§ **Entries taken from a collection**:
-- -- --

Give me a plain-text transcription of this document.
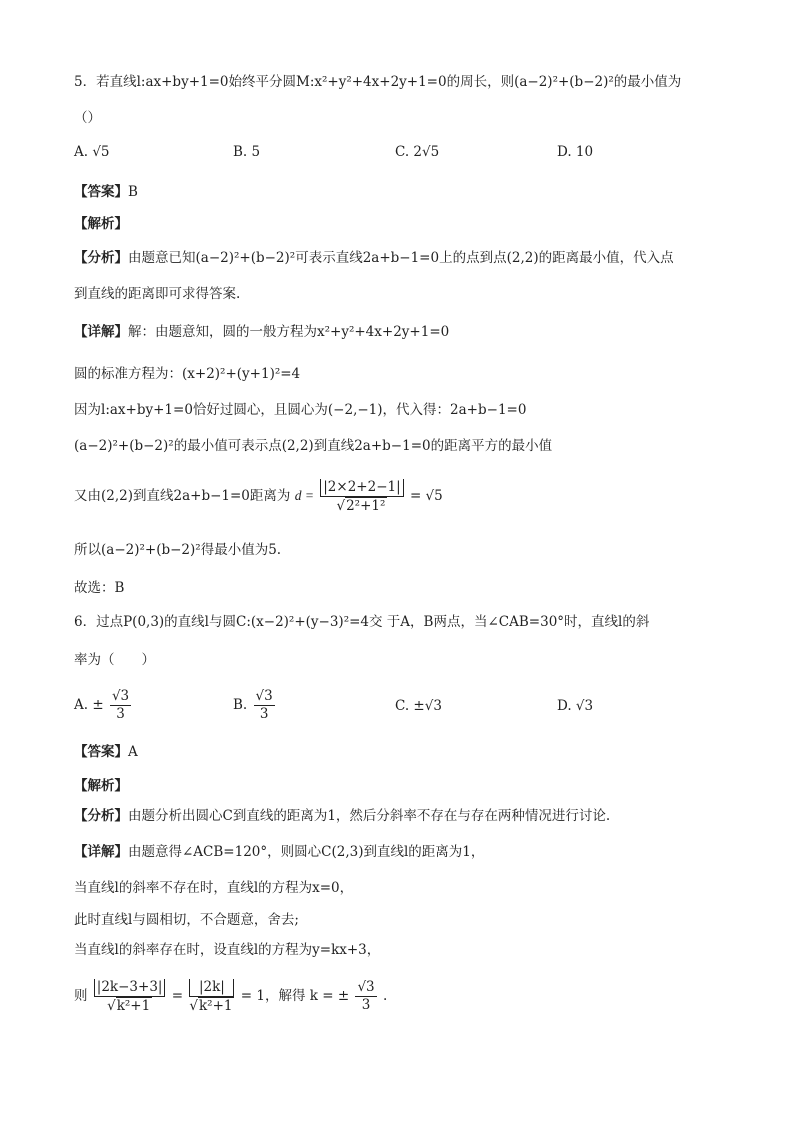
5．若直线l:ax+by+1=0始终平分圆M:x²+y²+4x+2y+1=0的周长，则(a−2)²+(b−2)²的最小值为
（）
A. √5	B. 5	C. 2√5	D. 10
【答案】B
【解析】
【分析】由题意已知(a−2)²+(b−2)²可表示直线2a+b−1=0上的点到点(2,2)的距离最小值，代入点
到直线的距离即可求得答案.
【详解】解：由题意知，圆的一般方程为x²+y²+4x+2y+1=0
圆的标准方程为：(x+2)²+(y+1)²=4
因为l:ax+by+1=0恰好过圆心，且圆心为(−2,−1)，代入得：2a+b−1=0
(a−2)²+(b−2)²的最小值可表示点(2,2)到直线2a+b−1=0的距离平方的最小值
又由(2,2)到直线2a+b−1=0距离为 $d = \frac{|2\times 2+2-1|}{\text{√2²+1²}} = √5$
所以(a−2)²+(b−2)²得最小值为5.
故选：B
6．过点P(0,3)的直线l与圆C:(x−2)²+(y−3)²=4交 于A，B两点，当∠CAB=30°时，直线l的斜
率为（　　）
A. ± $\frac{√3}{3}$	B. $\frac{√3}{3}$	C. ±√3	D. √3
【答案】A
【解析】
【分析】由题分析出圆心C到直线的距离为1，然后分斜率不存在与存在两种情况进行讨论.
【详解】由题意得∠ACB=120°，则圆心C(2,3)到直线l的距离为1，
当直线l的斜率不存在时，直线l的方程为x=0，
此时直线l与圆相切，不合题意，舍去;
当直线l的斜率存在时，设直线l的方程为y=kx+3，
则 $\frac{|2k-3+3|}{\text{√k²+1}} = \frac{|2k|}{\text{√k²+1}} = 1$，解得 k = ± $\frac{√3}{3}$ .
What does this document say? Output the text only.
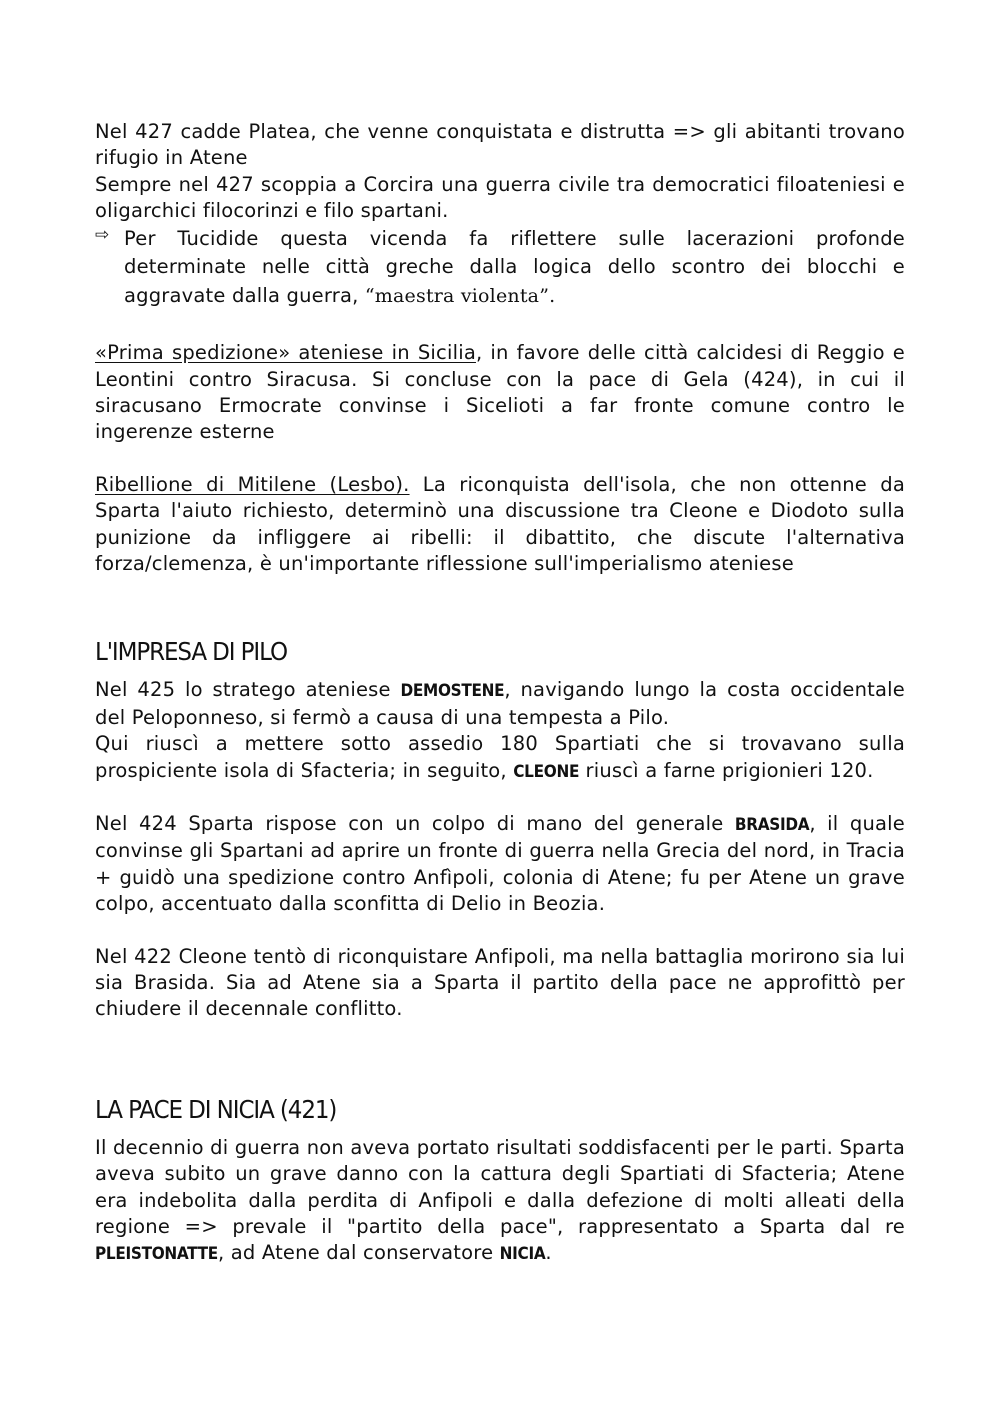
Nel 427 cadde Platea, che venne conquistata e distrutta => gli abitanti trovano rifugio in Atene

Sempre nel 427 scoppia a Corcira una guerra civile tra democratici filoateniesi e oligarchici filocorinzi e filo spartani.

⇨ Per Tucidide questa vicenda fa riflettere sulle lacerazioni profonde determinate nelle città greche dalla logica dello scontro dei blocchi e aggravate dalla guerra, “maestra violenta”.

«Prima spedizione» ateniese in Sicilia, in favore delle città calcidesi di Reggio e Leontini contro Siracusa. Si concluse con la pace di Gela (424), in cui il siracusano Ermocrate convinse i Sicelioti a far fronte comune contro le ingerenze esterne

Ribellione di Mitilene (Lesbo). La riconquista dell'isola, che non ottenne da Sparta l'aiuto richiesto, determinò una discussione tra Cleone e Diodoto sulla punizione da infliggere ai ribelli: il dibattito, che discute l'alternativa forza/clemenza, è un'importante riflessione sull'imperialismo ateniese

L'IMPRESA DI PILO

Nel 425 lo stratego ateniese DEMOSTENE, navigando lungo la costa occidentale del Peloponneso, si fermò a causa di una tempesta a Pilo.

Qui riuscì a mettere sotto assedio 180 Spartiati che si trovavano sulla prospiciente isola di Sfacteria; in seguito, CLEONE riuscì a farne prigionieri 120.

Nel 424 Sparta rispose con un colpo di mano del generale BRASIDA, il quale convinse gli Spartani ad aprire un fronte di guerra nella Grecia del nord, in Tracia + guidò una spedizione contro Anfìpoli, colonia di Atene; fu per Atene un grave colpo, accentuato dalla sconfitta di Delio in Beozia.

Nel 422 Cleone tentò di riconquistare Anfipoli, ma nella battaglia morirono sia lui sia Brasida. Sia ad Atene sia a Sparta il partito della pace ne approfittò per chiudere il decennale conflitto.

LA PACE DI NICIA (421)

Il decennio di guerra non aveva portato risultati soddisfacenti per le parti. Sparta aveva subito un grave danno con la cattura degli Spartiati di Sfacteria; Atene era indebolita dalla perdita di Anfipoli e dalla defezione di molti alleati della regione => prevale il "partito della pace", rappresentato a Sparta dal re PLEISTONATTE, ad Atene dal conservatore NICIA.
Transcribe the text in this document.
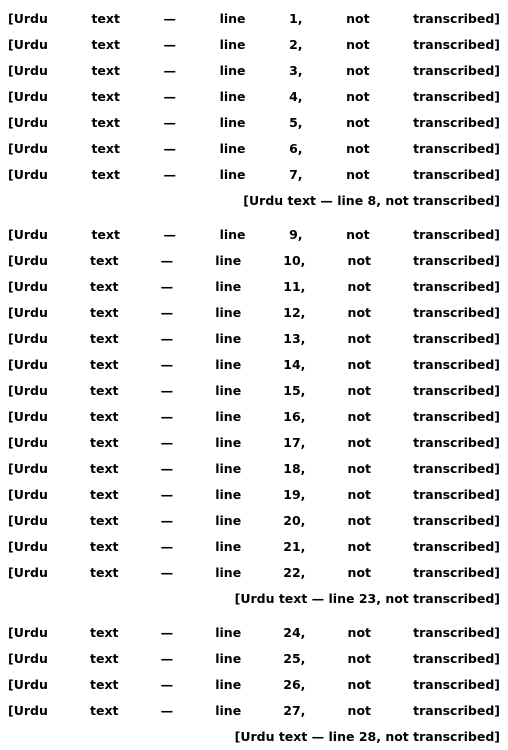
[Urdu text — line 1, not transcribed]
[Urdu text — line 2, not transcribed]
[Urdu text — line 3, not transcribed]
[Urdu text — line 4, not transcribed]
[Urdu text — line 5, not transcribed]
[Urdu text — line 6, not transcribed]
[Urdu text — line 7, not transcribed]
[Urdu text — line 8, not transcribed]
[Urdu text — line 9, not transcribed]
[Urdu text — line 10, not transcribed]
[Urdu text — line 11, not transcribed]
[Urdu text — line 12, not transcribed]
[Urdu text — line 13, not transcribed]
[Urdu text — line 14, not transcribed]
[Urdu text — line 15, not transcribed]
[Urdu text — line 16, not transcribed]
[Urdu text — line 17, not transcribed]
[Urdu text — line 18, not transcribed]
[Urdu text — line 19, not transcribed]
[Urdu text — line 20, not transcribed]
[Urdu text — line 21, not transcribed]
[Urdu text — line 22, not transcribed]
[Urdu text — line 23, not transcribed]
[Urdu text — line 24, not transcribed]
[Urdu text — line 25, not transcribed]
[Urdu text — line 26, not transcribed]
[Urdu text — line 27, not transcribed]
[Urdu text — line 28, not transcribed]
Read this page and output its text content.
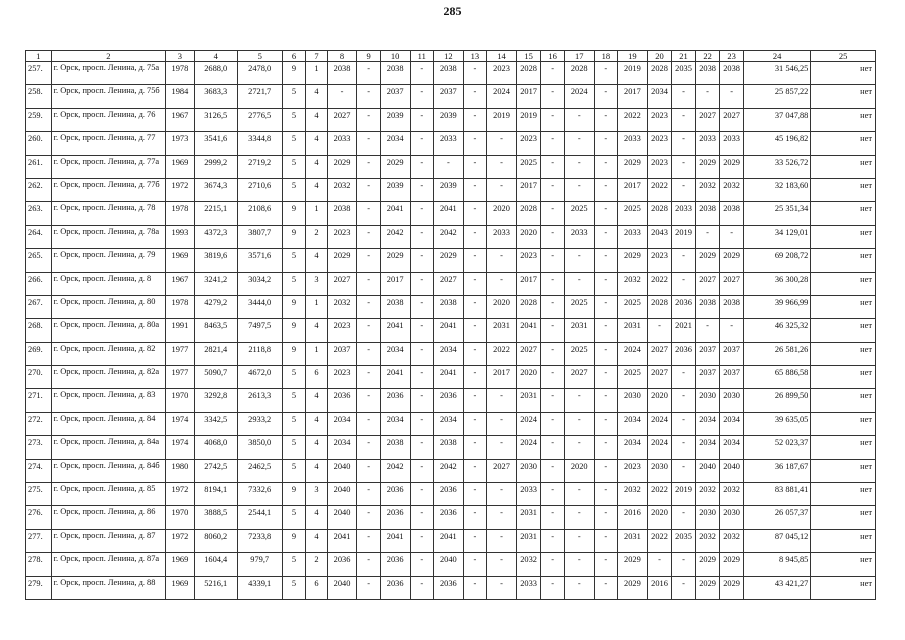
285
1	2	3	4	5	6	7	8	9	10	11	12	13	14	15	16	17	18	19	20	21	22	23	24	25
257.	г. Орск, просп. Ленина, д. 75а	1978	2688,0	2478,0	9	1	2038	-	2038	-	2038	-	2023	2028	-	2028	-	2019	2028	2035	2038	2038	31 546,25	нет
258.	г. Орск, просп. Ленина, д. 75б	1984	3683,3	2721,7	5	4	-	-	2037	-	2037	-	2024	2017	-	2024	-	2017	2034	-	-	-	25 857,22	нет
259.	г. Орск, просп. Ленина, д. 76	1967	3126,5	2776,5	5	4	2027	-	2039	-	2039	-	2019	2019	-	-	-	2022	2023	-	2027	2027	37 047,88	нет
260.	г. Орск, просп. Ленина, д. 77	1973	3541,6	3344,8	5	4	2033	-	2034	-	2033	-	-	2023	-	-	-	2033	2023	-	2033	2033	45 196,82	нет
261.	г. Орск, просп. Ленина, д. 77а	1969	2999,2	2719,2	5	4	2029	-	2029	-	-	-	-	2025	-	-	-	2029	2023	-	2029	2029	33 526,72	нет
262.	г. Орск, просп. Ленина, д. 77б	1972	3674,3	2710,6	5	4	2032	-	2039	-	2039	-	-	2017	-	-	-	2017	2022	-	2032	2032	32 183,60	нет
263.	г. Орск, просп. Ленина, д. 78	1978	2215,1	2108,6	9	1	2038	-	2041	-	2041	-	2020	2028	-	2025	-	2025	2028	2033	2038	2038	25 351,34	нет
264.	г. Орск, просп. Ленина, д. 78а	1993	4372,3	3807,7	9	2	2023	-	2042	-	2042	-	2033	2020	-	2033	-	2033	2043	2019	-	-	34 129,01	нет
265.	г. Орск, просп. Ленина, д. 79	1969	3819,6	3571,6	5	4	2029	-	2029	-	2029	-	-	2023	-	-	-	2029	2023	-	2029	2029	69 208,72	нет
266.	г. Орск, просп. Ленина, д. 8	1967	3241,2	3034,2	5	3	2027	-	2017	-	2027	-	-	2017	-	-	-	2032	2022	-	2027	2027	36 300,28	нет
267.	г. Орск, просп. Ленина, д. 80	1978	4279,2	3444,0	9	1	2032	-	2038	-	2038	-	2020	2028	-	2025	-	2025	2028	2036	2038	2038	39 966,99	нет
268.	г. Орск, просп. Ленина, д. 80а	1991	8463,5	7497,5	9	4	2023	-	2041	-	2041	-	2031	2041	-	2031	-	2031	-	2021	-	-	46 325,32	нет
269.	г. Орск, просп. Ленина, д. 82	1977	2821,4	2118,8	9	1	2037	-	2034	-	2034	-	2022	2027	-	2025	-	2024	2027	2036	2037	2037	26 581,26	нет
270.	г. Орск, просп. Ленина, д. 82а	1977	5090,7	4672,0	5	6	2023	-	2041	-	2041	-	2017	2020	-	2027	-	2025	2027	-	2037	2037	65 886,58	нет
271.	г. Орск, просп. Ленина, д. 83	1970	3292,8	2613,3	5	4	2036	-	2036	-	2036	-	-	2031	-	-	-	2030	2020	-	2030	2030	26 899,50	нет
272.	г. Орск, просп. Ленина, д. 84	1974	3342,5	2933,2	5	4	2034	-	2034	-	2034	-	-	2024	-	-	-	2034	2024	-	2034	2034	39 635,05	нет
273.	г. Орск, просп. Ленина, д. 84а	1974	4068,0	3850,0	5	4	2034	-	2038	-	2038	-	-	2024	-	-	-	2034	2024	-	2034	2034	52 023,37	нет
274.	г. Орск, просп. Ленина, д. 84б	1980	2742,5	2462,5	5	4	2040	-	2042	-	2042	-	2027	2030	-	2020	-	2023	2030	-	2040	2040	36 187,67	нет
275.	г. Орск, просп. Ленина, д. 85	1972	8194,1	7332,6	9	3	2040	-	2036	-	2036	-	-	2033	-	-	-	2032	2022	2019	2032	2032	83 881,41	нет
276.	г. Орск, просп. Ленина, д. 86	1970	3888,5	2544,1	5	4	2040	-	2036	-	2036	-	-	2031	-	-	-	2016	2020	-	2030	2030	26 057,37	нет
277.	г. Орск, просп. Ленина, д. 87	1972	8060,2	7233,8	9	4	2041	-	2041	-	2041	-	-	2031	-	-	-	2031	2022	2035	2032	2032	87 045,12	нет
278.	г. Орск, просп. Ленина, д. 87а	1969	1604,4	979,7	5	2	2036	-	2036	-	2040	-	-	2032	-	-	-	2029	-	-	2029	2029	8 945,85	нет
279.	г. Орск, просп. Ленина, д. 88	1969	5216,1	4339,1	5	6	2040	-	2036	-	2036	-	-	2033	-	-	-	2029	2016	-	2029	2029	43 421,27	нет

-- -- --

§ **GIVEN INSTRUCTION**:
List every line above that contains the word "document".

§ **IN RESPONSE**:
Give me a plain-text transcription of this document.
What does this document say? Output the text only.
Transcribe the text in this document.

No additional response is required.